PAGE EXTRACT:
# # #
There is a sufficent number of organized speakers from the expected groups to keep interest aroused. At first there are no MPs in the offing, but the man himself wanders out smiling blandly and takes the microphone. As in the previous confrontation, the crowd plays into his hands. There are efforts to shout him down at first, his opportunity to ask whether the freedom of speech they were demanding was for them only. Prof. Roberts seemed quite prepared to chuck in his position of MC with this display.

But there is worse to come. Wall is a man who can be convinced by hard facts (remembering that vote power is another hard fact). The best way to convince him that you have no reasonable point to offer is to shriek extremist insults, make puns on his name and sing old demo songs. You guessed it. The lesbian teenyboppers may be doing something useful behind the scenes; they may be doing no harm, since there is little chance of a largely irrational crowd changing any of Wall's opinions or the opinions of those who follow him; but they certainly do little good. There are plenty of opportunities to promote Gay solidity, and as anyone who has looked at any movement from the outside knows, the emotional mutual reinforcement buildups are strictly for consenting members in private if you don't want to look very silly. This applies to Jesus Freaks, Young Nats and anyone else whose views aren't normal.

Then it's Wall's turn to challenge the crowd.

  • Are you saying that your intention is to spread these views to children of 15 and 16 in schools?
  • yes!!
  • Right! That's what I want to know.
Now, Johnny, write out 100 times; 'Dr Wall is not abnormal.'

Now, Johnny, write out 100 times; 'Dr Wall is not abnormal.'

More interjections. 'It's better than being hetero!' brings sectional cheers.
# # #
DATA FOR ANALYSIS:
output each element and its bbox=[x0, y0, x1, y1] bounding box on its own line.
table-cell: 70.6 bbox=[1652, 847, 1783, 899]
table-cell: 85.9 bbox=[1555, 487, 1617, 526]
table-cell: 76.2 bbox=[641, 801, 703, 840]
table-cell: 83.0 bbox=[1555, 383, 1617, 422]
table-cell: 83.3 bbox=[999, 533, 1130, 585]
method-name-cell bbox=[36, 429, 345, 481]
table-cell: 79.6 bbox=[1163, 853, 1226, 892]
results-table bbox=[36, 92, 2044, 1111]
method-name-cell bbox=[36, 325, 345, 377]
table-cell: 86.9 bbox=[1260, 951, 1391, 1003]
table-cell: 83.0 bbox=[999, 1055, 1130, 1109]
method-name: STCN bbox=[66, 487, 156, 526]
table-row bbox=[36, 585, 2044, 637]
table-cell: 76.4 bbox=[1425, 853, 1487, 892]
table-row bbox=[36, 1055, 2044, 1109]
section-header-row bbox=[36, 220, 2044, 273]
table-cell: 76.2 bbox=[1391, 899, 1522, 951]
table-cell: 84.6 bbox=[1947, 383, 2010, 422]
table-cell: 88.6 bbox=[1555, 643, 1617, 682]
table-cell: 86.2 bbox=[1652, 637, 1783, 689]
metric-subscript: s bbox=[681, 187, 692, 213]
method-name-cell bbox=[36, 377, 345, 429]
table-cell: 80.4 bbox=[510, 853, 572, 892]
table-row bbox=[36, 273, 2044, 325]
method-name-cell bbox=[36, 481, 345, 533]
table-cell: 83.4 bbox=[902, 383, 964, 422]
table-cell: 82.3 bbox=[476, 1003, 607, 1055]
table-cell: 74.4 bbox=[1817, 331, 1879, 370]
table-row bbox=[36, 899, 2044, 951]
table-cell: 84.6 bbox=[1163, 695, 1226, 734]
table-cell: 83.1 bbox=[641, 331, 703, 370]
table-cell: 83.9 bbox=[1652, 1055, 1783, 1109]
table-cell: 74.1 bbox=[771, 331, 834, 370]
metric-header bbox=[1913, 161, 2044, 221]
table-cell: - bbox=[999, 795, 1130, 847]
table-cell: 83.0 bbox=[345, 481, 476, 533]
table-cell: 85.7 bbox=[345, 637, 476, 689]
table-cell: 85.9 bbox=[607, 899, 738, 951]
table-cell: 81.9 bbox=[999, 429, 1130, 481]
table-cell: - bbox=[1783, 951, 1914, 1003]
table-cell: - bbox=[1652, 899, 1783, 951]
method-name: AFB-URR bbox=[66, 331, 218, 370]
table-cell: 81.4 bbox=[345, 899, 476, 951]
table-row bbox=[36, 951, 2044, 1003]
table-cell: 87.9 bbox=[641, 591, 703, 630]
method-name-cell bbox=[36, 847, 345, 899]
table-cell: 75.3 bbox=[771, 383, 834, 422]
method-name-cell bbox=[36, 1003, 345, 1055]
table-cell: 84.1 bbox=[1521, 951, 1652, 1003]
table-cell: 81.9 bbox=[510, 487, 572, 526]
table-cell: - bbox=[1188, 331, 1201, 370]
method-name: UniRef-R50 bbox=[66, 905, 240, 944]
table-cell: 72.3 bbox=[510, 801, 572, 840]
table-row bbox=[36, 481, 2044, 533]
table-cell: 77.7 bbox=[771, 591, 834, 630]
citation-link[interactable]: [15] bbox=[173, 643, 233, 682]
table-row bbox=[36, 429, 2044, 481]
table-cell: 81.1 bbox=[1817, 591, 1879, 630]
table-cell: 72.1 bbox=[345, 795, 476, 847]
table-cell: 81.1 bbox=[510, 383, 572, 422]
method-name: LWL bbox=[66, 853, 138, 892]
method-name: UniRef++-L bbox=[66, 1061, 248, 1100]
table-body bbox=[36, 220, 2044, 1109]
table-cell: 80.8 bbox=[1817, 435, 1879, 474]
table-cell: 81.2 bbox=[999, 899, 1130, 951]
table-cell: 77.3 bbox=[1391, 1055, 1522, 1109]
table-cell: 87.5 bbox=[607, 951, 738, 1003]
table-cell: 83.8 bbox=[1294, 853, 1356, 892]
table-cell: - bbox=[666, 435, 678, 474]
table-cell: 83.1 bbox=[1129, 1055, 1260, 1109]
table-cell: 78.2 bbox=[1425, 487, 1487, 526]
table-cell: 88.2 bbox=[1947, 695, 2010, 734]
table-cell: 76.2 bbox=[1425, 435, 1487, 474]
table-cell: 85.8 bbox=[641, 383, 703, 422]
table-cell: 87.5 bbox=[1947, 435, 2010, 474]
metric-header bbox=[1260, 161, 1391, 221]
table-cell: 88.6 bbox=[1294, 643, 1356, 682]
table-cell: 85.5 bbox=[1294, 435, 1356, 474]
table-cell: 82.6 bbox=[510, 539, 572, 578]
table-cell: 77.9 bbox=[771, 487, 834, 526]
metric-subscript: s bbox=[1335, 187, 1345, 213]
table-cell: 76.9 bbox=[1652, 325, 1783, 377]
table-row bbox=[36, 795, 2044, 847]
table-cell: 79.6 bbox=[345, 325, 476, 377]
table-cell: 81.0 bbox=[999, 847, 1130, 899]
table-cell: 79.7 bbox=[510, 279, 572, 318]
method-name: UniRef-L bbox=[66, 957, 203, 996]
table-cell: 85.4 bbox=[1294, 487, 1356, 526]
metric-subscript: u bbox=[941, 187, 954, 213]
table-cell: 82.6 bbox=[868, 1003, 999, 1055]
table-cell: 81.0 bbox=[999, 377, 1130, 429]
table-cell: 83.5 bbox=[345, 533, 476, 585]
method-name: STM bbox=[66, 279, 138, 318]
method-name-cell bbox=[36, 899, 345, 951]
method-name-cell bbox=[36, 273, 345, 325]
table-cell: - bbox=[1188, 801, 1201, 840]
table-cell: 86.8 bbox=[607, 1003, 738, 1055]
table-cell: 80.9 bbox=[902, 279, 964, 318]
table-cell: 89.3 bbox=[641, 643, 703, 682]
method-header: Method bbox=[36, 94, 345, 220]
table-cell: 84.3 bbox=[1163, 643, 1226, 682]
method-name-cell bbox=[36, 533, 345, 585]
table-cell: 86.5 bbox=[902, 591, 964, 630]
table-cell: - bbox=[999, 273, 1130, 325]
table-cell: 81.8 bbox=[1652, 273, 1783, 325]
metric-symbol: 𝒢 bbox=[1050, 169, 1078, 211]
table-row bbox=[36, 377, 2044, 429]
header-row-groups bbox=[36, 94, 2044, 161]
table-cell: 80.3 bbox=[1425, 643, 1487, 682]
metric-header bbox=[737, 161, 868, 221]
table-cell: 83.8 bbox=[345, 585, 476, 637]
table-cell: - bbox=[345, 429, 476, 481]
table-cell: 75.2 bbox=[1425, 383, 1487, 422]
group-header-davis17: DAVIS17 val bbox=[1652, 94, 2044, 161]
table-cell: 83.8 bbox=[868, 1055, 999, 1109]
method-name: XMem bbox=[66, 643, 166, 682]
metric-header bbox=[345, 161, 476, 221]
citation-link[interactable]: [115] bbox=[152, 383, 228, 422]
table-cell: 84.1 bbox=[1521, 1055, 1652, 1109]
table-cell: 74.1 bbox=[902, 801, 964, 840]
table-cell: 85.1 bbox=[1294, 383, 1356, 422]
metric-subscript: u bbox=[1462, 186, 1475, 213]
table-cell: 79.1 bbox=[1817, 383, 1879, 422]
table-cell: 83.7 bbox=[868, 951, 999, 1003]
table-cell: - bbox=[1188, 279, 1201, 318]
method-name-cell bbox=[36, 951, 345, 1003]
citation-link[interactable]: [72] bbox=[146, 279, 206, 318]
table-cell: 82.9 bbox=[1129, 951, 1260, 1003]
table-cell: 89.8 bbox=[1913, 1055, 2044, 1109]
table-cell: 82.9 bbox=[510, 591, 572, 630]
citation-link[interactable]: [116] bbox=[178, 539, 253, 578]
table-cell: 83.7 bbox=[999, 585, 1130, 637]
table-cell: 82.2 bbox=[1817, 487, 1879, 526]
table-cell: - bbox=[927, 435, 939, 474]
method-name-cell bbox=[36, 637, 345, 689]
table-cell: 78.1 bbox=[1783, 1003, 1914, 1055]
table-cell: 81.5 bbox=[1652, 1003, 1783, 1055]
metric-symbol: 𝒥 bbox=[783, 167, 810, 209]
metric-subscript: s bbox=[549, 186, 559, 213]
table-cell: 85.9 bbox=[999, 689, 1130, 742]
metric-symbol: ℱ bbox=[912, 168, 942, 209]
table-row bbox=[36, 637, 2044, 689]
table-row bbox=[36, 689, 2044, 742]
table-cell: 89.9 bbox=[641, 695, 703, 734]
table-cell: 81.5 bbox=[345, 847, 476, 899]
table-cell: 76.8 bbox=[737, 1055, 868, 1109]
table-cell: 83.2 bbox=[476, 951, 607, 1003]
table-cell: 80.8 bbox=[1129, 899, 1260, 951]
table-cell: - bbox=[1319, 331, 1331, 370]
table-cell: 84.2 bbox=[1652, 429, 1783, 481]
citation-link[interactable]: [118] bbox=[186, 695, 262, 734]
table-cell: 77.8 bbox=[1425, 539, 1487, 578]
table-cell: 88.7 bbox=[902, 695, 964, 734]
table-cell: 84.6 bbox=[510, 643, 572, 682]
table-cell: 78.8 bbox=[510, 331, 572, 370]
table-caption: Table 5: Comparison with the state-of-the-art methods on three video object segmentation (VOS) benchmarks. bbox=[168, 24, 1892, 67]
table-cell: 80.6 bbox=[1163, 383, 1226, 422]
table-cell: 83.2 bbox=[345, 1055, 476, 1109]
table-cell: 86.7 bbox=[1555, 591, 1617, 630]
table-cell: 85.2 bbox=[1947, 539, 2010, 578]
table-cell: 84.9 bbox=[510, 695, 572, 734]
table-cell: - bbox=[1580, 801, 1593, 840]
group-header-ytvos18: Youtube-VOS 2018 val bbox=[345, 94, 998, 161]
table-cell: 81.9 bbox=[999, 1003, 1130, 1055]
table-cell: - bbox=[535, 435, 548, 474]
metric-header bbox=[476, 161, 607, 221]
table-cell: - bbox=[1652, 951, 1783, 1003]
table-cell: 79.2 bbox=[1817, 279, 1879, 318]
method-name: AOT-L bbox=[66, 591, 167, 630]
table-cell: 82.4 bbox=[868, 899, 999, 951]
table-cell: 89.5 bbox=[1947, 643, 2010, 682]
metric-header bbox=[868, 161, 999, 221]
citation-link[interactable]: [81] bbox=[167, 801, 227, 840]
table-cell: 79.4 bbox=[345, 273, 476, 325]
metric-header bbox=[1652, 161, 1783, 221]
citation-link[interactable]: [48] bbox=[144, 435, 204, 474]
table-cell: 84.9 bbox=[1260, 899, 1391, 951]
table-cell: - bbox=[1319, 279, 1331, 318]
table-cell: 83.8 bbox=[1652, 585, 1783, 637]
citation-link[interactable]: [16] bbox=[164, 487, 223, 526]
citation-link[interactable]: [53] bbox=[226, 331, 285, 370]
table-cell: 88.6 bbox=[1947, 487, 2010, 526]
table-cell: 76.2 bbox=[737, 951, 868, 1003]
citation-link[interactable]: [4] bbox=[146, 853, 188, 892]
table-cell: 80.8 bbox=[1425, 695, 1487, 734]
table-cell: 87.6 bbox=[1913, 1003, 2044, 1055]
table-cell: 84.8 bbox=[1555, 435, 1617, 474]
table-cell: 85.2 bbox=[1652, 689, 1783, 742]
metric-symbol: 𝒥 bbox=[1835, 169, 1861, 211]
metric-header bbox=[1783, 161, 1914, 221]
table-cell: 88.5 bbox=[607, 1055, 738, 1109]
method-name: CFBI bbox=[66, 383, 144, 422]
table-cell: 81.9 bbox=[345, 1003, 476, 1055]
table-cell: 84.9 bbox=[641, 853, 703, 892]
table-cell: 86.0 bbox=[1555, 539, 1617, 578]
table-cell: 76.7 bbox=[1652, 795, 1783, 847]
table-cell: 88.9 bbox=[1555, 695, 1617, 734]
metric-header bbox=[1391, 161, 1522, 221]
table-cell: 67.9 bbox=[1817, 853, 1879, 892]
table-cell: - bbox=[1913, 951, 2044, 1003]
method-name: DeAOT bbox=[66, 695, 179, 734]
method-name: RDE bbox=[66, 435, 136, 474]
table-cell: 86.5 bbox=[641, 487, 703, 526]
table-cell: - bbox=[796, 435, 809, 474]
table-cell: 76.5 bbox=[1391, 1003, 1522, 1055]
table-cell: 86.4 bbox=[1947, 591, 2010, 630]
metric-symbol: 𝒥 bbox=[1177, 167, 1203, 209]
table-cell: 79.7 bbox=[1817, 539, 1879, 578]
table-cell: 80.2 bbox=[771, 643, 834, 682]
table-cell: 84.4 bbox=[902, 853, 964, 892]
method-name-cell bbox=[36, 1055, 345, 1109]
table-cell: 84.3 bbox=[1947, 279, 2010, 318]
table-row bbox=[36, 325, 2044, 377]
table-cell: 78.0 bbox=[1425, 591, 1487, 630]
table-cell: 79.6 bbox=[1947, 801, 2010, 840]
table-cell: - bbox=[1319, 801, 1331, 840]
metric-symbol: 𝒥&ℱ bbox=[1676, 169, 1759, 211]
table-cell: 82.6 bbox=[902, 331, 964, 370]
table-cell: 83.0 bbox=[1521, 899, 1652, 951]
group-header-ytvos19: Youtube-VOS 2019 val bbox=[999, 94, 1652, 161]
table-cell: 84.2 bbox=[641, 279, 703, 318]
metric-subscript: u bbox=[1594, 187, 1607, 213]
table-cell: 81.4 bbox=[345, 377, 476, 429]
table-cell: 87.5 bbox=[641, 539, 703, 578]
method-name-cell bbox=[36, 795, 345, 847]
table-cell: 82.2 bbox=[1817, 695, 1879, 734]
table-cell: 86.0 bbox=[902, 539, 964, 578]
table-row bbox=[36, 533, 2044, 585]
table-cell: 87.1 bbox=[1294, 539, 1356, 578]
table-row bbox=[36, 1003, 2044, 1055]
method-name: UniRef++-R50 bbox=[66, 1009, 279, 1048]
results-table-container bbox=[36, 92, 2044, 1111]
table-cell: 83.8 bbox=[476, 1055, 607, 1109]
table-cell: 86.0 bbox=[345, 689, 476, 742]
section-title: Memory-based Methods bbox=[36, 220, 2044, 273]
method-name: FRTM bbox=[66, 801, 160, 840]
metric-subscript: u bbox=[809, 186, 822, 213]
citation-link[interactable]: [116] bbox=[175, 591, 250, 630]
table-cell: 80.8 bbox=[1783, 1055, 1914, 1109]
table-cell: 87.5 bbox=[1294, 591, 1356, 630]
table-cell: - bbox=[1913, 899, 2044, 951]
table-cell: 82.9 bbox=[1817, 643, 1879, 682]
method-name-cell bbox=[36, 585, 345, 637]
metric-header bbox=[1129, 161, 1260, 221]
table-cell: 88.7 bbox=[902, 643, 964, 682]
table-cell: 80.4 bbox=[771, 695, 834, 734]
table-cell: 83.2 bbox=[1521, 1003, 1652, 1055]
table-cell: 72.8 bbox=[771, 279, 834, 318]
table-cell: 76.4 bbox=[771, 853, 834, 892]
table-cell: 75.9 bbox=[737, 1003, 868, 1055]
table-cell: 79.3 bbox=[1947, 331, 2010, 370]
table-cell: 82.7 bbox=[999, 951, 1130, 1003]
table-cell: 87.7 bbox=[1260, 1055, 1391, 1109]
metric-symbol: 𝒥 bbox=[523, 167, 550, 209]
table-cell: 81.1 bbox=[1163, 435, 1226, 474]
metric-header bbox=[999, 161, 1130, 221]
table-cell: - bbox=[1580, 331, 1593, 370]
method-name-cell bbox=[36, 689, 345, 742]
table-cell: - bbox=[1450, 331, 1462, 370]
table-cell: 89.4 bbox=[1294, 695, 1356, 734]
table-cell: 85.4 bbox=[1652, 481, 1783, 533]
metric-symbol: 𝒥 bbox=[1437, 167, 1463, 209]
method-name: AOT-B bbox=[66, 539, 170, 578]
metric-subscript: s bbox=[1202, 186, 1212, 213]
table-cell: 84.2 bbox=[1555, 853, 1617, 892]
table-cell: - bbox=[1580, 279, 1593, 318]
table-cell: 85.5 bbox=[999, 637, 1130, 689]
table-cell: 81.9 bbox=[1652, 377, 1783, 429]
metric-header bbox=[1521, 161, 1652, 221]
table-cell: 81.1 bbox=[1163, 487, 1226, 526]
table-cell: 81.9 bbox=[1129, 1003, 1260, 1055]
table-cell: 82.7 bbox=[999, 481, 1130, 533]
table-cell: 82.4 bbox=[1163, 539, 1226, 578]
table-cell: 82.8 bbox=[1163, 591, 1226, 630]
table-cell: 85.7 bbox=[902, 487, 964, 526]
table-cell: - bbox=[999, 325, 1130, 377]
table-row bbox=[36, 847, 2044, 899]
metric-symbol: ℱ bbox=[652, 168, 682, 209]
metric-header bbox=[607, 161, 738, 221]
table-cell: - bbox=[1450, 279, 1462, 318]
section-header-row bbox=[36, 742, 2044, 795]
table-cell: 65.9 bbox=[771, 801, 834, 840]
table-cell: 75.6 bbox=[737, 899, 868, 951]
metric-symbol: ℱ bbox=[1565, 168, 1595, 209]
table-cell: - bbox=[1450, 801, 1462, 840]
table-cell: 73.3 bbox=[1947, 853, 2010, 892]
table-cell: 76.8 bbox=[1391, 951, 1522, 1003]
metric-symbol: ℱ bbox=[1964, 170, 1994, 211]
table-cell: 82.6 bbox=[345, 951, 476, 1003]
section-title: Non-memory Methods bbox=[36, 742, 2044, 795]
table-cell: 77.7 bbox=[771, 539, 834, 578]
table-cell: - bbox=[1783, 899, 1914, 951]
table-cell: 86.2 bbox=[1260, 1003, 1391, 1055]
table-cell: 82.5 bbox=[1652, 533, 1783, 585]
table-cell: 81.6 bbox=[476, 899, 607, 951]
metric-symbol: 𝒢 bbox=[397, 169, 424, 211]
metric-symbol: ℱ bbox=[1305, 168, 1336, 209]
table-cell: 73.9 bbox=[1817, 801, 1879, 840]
# # #
WHAT YOU NEED TO DO: From the account of Wall facing the crowd above, extract the stretch from "There is a sufficent" through "with this display.", word for word.

TASK SOLUTION:
There is a sufficent number of organized speakers from the expected groups to keep interest aroused. At first there are no MPs in the offing, but the man himself wanders out smiling blandly and takes the microphone. As in the previous confrontation, the crowd plays into his hands. There are efforts to shout him down at first, his opportunity to ask whether the freedom of speech they were demanding was for them only. Prof. Roberts seemed quite prepared to chuck in his position of MC with this display.